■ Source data

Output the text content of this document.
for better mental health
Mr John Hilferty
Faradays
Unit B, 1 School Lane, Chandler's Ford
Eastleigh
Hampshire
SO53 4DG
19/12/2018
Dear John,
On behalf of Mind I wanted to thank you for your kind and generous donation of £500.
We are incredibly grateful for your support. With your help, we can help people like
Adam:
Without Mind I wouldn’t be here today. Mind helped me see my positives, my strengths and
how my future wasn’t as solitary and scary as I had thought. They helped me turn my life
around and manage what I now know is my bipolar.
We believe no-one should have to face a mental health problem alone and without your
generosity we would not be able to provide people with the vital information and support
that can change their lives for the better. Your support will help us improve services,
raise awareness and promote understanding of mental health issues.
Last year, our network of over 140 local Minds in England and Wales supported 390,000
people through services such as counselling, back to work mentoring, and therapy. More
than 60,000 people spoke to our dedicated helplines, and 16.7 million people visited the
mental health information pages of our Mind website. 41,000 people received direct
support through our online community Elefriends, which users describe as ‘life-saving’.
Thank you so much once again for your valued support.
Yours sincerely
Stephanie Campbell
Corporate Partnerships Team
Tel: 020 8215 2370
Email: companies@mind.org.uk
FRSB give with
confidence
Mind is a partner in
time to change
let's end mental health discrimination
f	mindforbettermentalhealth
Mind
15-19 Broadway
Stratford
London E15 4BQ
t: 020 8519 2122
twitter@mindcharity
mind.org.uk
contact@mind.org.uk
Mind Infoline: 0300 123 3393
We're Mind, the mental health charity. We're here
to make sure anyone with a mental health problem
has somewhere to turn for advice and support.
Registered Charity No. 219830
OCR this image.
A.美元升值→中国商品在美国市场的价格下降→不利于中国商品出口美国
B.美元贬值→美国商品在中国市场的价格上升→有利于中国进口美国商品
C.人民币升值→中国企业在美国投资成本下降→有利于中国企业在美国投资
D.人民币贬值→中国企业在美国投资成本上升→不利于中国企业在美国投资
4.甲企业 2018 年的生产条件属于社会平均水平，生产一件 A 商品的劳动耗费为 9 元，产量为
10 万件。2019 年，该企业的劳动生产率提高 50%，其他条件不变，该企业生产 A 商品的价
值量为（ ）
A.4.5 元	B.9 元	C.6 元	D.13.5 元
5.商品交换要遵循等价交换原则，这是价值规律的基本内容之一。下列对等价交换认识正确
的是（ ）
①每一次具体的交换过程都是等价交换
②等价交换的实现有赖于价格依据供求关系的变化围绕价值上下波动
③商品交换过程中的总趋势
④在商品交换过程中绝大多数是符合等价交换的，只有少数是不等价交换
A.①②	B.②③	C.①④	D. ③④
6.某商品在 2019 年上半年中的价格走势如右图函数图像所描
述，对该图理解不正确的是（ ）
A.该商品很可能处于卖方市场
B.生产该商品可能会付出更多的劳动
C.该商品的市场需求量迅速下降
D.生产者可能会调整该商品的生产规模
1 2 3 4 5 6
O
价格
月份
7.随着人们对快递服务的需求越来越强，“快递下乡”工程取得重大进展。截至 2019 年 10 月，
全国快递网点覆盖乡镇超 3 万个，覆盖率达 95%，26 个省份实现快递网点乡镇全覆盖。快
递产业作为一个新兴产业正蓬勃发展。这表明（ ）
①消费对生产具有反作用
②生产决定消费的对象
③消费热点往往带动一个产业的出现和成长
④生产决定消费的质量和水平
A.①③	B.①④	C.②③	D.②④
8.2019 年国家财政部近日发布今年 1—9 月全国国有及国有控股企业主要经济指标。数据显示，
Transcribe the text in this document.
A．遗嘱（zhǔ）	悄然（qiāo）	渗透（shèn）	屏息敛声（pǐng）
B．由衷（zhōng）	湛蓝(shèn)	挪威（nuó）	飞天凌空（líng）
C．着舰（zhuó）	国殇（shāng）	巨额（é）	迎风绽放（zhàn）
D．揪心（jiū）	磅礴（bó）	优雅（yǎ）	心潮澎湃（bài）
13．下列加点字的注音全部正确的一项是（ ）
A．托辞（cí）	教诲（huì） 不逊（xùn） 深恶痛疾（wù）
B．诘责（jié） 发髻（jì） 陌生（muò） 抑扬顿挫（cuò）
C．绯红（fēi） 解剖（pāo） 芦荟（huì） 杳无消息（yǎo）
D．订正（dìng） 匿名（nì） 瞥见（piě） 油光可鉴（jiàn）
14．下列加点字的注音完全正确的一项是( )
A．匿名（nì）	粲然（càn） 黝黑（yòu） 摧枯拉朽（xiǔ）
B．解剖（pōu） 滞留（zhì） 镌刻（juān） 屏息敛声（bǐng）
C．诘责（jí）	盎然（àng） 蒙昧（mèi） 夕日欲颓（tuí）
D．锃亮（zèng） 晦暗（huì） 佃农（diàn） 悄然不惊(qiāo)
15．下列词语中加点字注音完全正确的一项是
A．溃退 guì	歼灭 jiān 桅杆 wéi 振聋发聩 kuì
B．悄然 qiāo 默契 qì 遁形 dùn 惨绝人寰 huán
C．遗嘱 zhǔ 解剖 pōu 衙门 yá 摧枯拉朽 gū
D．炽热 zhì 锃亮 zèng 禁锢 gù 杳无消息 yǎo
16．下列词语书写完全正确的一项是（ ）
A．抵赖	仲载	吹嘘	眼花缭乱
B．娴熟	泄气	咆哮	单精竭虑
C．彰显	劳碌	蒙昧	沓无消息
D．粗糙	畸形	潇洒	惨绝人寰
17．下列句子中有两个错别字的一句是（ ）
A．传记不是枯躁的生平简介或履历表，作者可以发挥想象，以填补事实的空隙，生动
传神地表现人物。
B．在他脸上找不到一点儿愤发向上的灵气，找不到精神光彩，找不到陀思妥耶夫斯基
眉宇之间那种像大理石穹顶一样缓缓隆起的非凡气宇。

■ Your instructions
Find the line containing "Transcribe the text in this document.", then output it and every line after it to the end of the data, exactly.

■ Solution for this exercise
Transcribe the text in this document.
A．遗嘱（zhǔ）	悄然（qiāo）	渗透（shèn）	屏息敛声（pǐng）
B．由衷（zhōng）	湛蓝(shèn)	挪威（nuó）	飞天凌空（líng）
C．着舰（zhuó）	国殇（shāng）	巨额（é）	迎风绽放（zhàn）
D．揪心（jiū）	磅礴（bó）	优雅（yǎ）	心潮澎湃（bài）
13．下列加点字的注音全部正确的一项是（ ）
A．托辞（cí）	教诲（huì） 不逊（xùn） 深恶痛疾（wù）
B．诘责（jié） 发髻（jì） 陌生（muò） 抑扬顿挫（cuò）
C．绯红（fēi） 解剖（pāo） 芦荟（huì） 杳无消息（yǎo）
D．订正（dìng） 匿名（nì） 瞥见（piě） 油光可鉴（jiàn）
14．下列加点字的注音完全正确的一项是( )
A．匿名（nì）	粲然（càn） 黝黑（yòu） 摧枯拉朽（xiǔ）
B．解剖（pōu） 滞留（zhì） 镌刻（juān） 屏息敛声（bǐng）
C．诘责（jí）	盎然（àng） 蒙昧（mèi） 夕日欲颓（tuí）
D．锃亮（zèng） 晦暗（huì） 佃农（diàn） 悄然不惊(qiāo)
15．下列词语中加点字注音完全正确的一项是
A．溃退 guì	歼灭 jiān 桅杆 wéi 振聋发聩 kuì
B．悄然 qiāo 默契 qì 遁形 dùn 惨绝人寰 huán
C．遗嘱 zhǔ 解剖 pōu 衙门 yá 摧枯拉朽 gū
D．炽热 zhì 锃亮 zèng 禁锢 gù 杳无消息 yǎo
16．下列词语书写完全正确的一项是（ ）
A．抵赖	仲载	吹嘘	眼花缭乱
B．娴熟	泄气	咆哮	单精竭虑
C．彰显	劳碌	蒙昧	沓无消息
D．粗糙	畸形	潇洒	惨绝人寰
17．下列句子中有两个错别字的一句是（ ）
A．传记不是枯躁的生平简介或履历表，作者可以发挥想象，以填补事实的空隙，生动
传神地表现人物。
B．在他脸上找不到一点儿愤发向上的灵气，找不到精神光彩，找不到陀思妥耶夫斯基
眉宇之间那种像大理石穹顶一样缓缓隆起的非凡气宇。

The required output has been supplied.